[START OF Material shown]

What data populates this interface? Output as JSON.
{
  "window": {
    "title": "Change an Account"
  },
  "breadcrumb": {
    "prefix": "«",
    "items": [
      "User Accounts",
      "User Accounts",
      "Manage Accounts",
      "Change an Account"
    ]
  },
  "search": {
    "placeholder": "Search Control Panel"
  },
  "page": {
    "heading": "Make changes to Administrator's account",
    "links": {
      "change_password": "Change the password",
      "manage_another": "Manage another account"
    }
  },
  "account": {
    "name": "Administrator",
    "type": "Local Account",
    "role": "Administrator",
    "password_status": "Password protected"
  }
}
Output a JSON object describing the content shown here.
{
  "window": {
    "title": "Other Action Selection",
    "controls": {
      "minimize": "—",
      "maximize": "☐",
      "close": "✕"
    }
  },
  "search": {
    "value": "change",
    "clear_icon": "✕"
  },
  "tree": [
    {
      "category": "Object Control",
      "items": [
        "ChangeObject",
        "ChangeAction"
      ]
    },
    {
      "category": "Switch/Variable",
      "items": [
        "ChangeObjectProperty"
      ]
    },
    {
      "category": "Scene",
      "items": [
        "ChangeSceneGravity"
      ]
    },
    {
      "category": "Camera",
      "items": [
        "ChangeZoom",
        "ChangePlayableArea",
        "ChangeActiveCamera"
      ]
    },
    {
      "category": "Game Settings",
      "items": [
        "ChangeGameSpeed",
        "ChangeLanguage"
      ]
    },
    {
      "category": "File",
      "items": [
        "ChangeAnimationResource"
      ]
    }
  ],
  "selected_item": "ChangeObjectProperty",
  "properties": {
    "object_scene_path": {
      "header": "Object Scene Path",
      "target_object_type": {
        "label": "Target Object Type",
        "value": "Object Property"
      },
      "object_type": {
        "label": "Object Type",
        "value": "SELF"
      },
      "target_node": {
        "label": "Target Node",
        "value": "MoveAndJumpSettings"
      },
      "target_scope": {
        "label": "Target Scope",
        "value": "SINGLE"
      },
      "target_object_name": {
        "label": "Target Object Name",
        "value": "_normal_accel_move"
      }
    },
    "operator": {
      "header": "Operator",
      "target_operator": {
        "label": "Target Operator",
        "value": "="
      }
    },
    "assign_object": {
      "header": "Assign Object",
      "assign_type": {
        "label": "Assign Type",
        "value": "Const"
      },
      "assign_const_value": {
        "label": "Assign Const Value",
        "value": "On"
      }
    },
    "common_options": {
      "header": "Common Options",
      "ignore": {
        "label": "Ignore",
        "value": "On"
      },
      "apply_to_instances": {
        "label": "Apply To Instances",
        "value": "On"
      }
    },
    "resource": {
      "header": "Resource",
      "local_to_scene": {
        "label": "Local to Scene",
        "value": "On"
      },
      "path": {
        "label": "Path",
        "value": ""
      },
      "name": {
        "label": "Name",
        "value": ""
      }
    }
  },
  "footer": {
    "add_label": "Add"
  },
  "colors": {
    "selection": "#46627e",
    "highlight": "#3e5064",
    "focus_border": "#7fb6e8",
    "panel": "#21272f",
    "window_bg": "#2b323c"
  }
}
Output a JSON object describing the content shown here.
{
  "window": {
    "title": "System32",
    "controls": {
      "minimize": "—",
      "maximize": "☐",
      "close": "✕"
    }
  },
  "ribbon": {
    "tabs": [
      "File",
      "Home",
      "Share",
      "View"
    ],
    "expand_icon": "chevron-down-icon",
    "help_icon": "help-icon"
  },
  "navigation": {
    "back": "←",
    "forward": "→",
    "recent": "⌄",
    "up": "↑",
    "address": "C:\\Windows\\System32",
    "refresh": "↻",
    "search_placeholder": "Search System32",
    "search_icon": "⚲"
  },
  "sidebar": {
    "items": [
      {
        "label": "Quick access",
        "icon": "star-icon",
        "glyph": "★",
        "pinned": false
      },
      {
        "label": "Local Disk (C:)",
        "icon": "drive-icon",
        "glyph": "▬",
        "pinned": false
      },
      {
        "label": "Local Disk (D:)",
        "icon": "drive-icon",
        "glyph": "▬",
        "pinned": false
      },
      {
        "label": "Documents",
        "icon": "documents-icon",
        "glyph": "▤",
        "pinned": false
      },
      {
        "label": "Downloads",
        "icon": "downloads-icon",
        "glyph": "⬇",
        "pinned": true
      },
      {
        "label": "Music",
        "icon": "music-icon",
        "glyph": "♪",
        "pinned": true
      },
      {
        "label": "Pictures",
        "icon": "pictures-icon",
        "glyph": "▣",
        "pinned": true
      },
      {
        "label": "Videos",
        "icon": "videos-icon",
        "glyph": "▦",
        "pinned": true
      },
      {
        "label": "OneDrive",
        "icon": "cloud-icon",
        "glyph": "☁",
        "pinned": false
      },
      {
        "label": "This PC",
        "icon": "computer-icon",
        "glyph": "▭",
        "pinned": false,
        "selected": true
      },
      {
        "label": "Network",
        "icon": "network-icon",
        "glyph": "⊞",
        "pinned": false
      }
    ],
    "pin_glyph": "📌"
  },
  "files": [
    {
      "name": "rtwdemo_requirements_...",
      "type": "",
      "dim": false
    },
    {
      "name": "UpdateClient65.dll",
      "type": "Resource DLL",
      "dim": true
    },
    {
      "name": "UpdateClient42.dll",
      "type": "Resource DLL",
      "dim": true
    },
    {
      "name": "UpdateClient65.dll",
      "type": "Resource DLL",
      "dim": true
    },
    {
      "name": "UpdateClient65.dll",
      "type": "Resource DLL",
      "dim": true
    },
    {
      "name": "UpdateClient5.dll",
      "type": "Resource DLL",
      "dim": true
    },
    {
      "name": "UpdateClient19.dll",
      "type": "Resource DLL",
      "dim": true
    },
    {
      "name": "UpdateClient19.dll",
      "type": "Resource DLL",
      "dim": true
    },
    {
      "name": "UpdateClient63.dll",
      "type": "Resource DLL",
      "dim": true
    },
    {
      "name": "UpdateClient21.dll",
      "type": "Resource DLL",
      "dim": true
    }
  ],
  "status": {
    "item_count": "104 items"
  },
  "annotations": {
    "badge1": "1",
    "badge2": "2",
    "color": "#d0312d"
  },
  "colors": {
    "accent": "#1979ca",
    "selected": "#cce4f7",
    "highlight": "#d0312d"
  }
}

[END OF Material shown]

## Directive
Restate the data above word for word, please.

## Solution for this exercise
What data populates this interface? Output as JSON.
{
  "window": {
    "title": "Change an Account"
  },
  "breadcrumb": {
    "prefix": "«",
    "items": [
      "User Accounts",
      "User Accounts",
      "Manage Accounts",
      "Change an Account"
    ]
  },
  "search": {
    "placeholder": "Search Control Panel"
  },
  "page": {
    "heading": "Make changes to Administrator's account",
    "links": {
      "change_password": "Change the password",
      "manage_another": "Manage another account"
    }
  },
  "account": {
    "name": "Administrator",
    "type": "Local Account",
    "role": "Administrator",
    "password_status": "Password protected"
  }
}
Output a JSON object describing the content shown here.
{
  "window": {
    "title": "Other Action Selection",
    "controls": {
      "minimize": "—",
      "maximize": "☐",
      "close": "✕"
    }
  },
  "search": {
    "value": "change",
    "clear_icon": "✕"
  },
  "tree": [
    {
      "category": "Object Control",
      "items": [
        "ChangeObject",
        "ChangeAction"
      ]
    },
    {
      "category": "Switch/Variable",
      "items": [
        "ChangeObjectProperty"
      ]
    },
    {
      "category": "Scene",
      "items": [
        "ChangeSceneGravity"
      ]
    },
    {
      "category": "Camera",
      "items": [
        "ChangeZoom",
        "ChangePlayableArea",
        "ChangeActiveCamera"
      ]
    },
    {
      "category": "Game Settings",
      "items": [
        "ChangeGameSpeed",
        "ChangeLanguage"
      ]
    },
    {
      "category": "File",
      "items": [
        "ChangeAnimationResource"
      ]
    }
  ],
  "selected_item": "ChangeObjectProperty",
  "properties": {
    "object_scene_path": {
      "header": "Object Scene Path",
      "target_object_type": {
        "label": "Target Object Type",
        "value": "Object Property"
      },
      "object_type": {
        "label": "Object Type",
        "value": "SELF"
      },
      "target_node": {
        "label": "Target Node",
        "value": "MoveAndJumpSettings"
      },
      "target_scope": {
        "label": "Target Scope",
        "value": "SINGLE"
      },
      "target_object_name": {
        "label": "Target Object Name",
        "value": "_normal_accel_move"
      }
    },
    "operator": {
      "header": "Operator",
      "target_operator": {
        "label": "Target Operator",
        "value": "="
      }
    },
    "assign_object": {
      "header": "Assign Object",
      "assign_type": {
        "label": "Assign Type",
        "value": "Const"
      },
      "assign_const_value": {
        "label": "Assign Const Value",
        "value": "On"
      }
    },
    "common_options": {
      "header": "Common Options",
      "ignore": {
        "label": "Ignore",
        "value": "On"
      },
      "apply_to_instances": {
        "label": "Apply To Instances",
        "value": "On"
      }
    },
    "resource": {
      "header": "Resource",
      "local_to_scene": {
        "label": "Local to Scene",
        "value": "On"
      },
      "path": {
        "label": "Path",
        "value": ""
      },
      "name": {
        "label": "Name",
        "value": ""
      }
    }
  },
  "footer": {
    "add_label": "Add"
  },
  "colors": {
    "selection": "#46627e",
    "highlight": "#3e5064",
    "focus_border": "#7fb6e8",
    "panel": "#21272f",
    "window_bg": "#2b323c"
  }
}
Output a JSON object describing the content shown here.
{
  "window": {
    "title": "System32",
    "controls": {
      "minimize": "—",
      "maximize": "☐",
      "close": "✕"
    }
  },
  "ribbon": {
    "tabs": [
      "File",
      "Home",
      "Share",
      "View"
    ],
    "expand_icon": "chevron-down-icon",
    "help_icon": "help-icon"
  },
  "navigation": {
    "back": "←",
    "forward": "→",
    "recent": "⌄",
    "up": "↑",
    "address": "C:\\Windows\\System32",
    "refresh": "↻",
    "search_placeholder": "Search System32",
    "search_icon": "⚲"
  },
  "sidebar": {
    "items": [
      {
        "label": "Quick access",
        "icon": "star-icon",
        "glyph": "★",
        "pinned": false
      },
      {
        "label": "Local Disk (C:)",
        "icon": "drive-icon",
        "glyph": "▬",
        "pinned": false
      },
      {
        "label": "Local Disk (D:)",
        "icon": "drive-icon",
        "glyph": "▬",
        "pinned": false
      },
      {
        "label": "Documents",
        "icon": "documents-icon",
        "glyph": "▤",
        "pinned": false
      },
      {
        "label": "Downloads",
        "icon": "downloads-icon",
        "glyph": "⬇",
        "pinned": true
      },
      {
        "label": "Music",
        "icon": "music-icon",
        "glyph": "♪",
        "pinned": true
      },
      {
        "label": "Pictures",
        "icon": "pictures-icon",
        "glyph": "▣",
        "pinned": true
      },
      {
        "label": "Videos",
        "icon": "videos-icon",
        "glyph": "▦",
        "pinned": true
      },
      {
        "label": "OneDrive",
        "icon": "cloud-icon",
        "glyph": "☁",
        "pinned": false
      },
      {
        "label": "This PC",
        "icon": "computer-icon",
        "glyph": "▭",
        "pinned": false,
        "selected": true
      },
      {
        "label": "Network",
        "icon": "network-icon",
        "glyph": "⊞",
        "pinned": false
      }
    ],
    "pin_glyph": "📌"
  },
  "files": [
    {
      "name": "rtwdemo_requirements_...",
      "type": "",
      "dim": false
    },
    {
      "name": "UpdateClient65.dll",
      "type": "Resource DLL",
      "dim": true
    },
    {
      "name": "UpdateClient42.dll",
      "type": "Resource DLL",
      "dim": true
    },
    {
      "name": "UpdateClient65.dll",
      "type": "Resource DLL",
      "dim": true
    },
    {
      "name": "UpdateClient65.dll",
      "type": "Resource DLL",
      "dim": true
    },
    {
      "name": "UpdateClient5.dll",
      "type": "Resource DLL",
      "dim": true
    },
    {
      "name": "UpdateClient19.dll",
      "type": "Resource DLL",
      "dim": true
    },
    {
      "name": "UpdateClient19.dll",
      "type": "Resource DLL",
      "dim": true
    },
    {
      "name": "UpdateClient63.dll",
      "type": "Resource DLL",
      "dim": true
    },
    {
      "name": "UpdateClient21.dll",
      "type": "Resource DLL",
      "dim": true
    }
  ],
  "status": {
    "item_count": "104 items"
  },
  "annotations": {
    "badge1": "1",
    "badge2": "2",
    "color": "#d0312d"
  },
  "colors": {
    "accent": "#1979ca",
    "selected": "#cce4f7",
    "highlight": "#d0312d"
  }
}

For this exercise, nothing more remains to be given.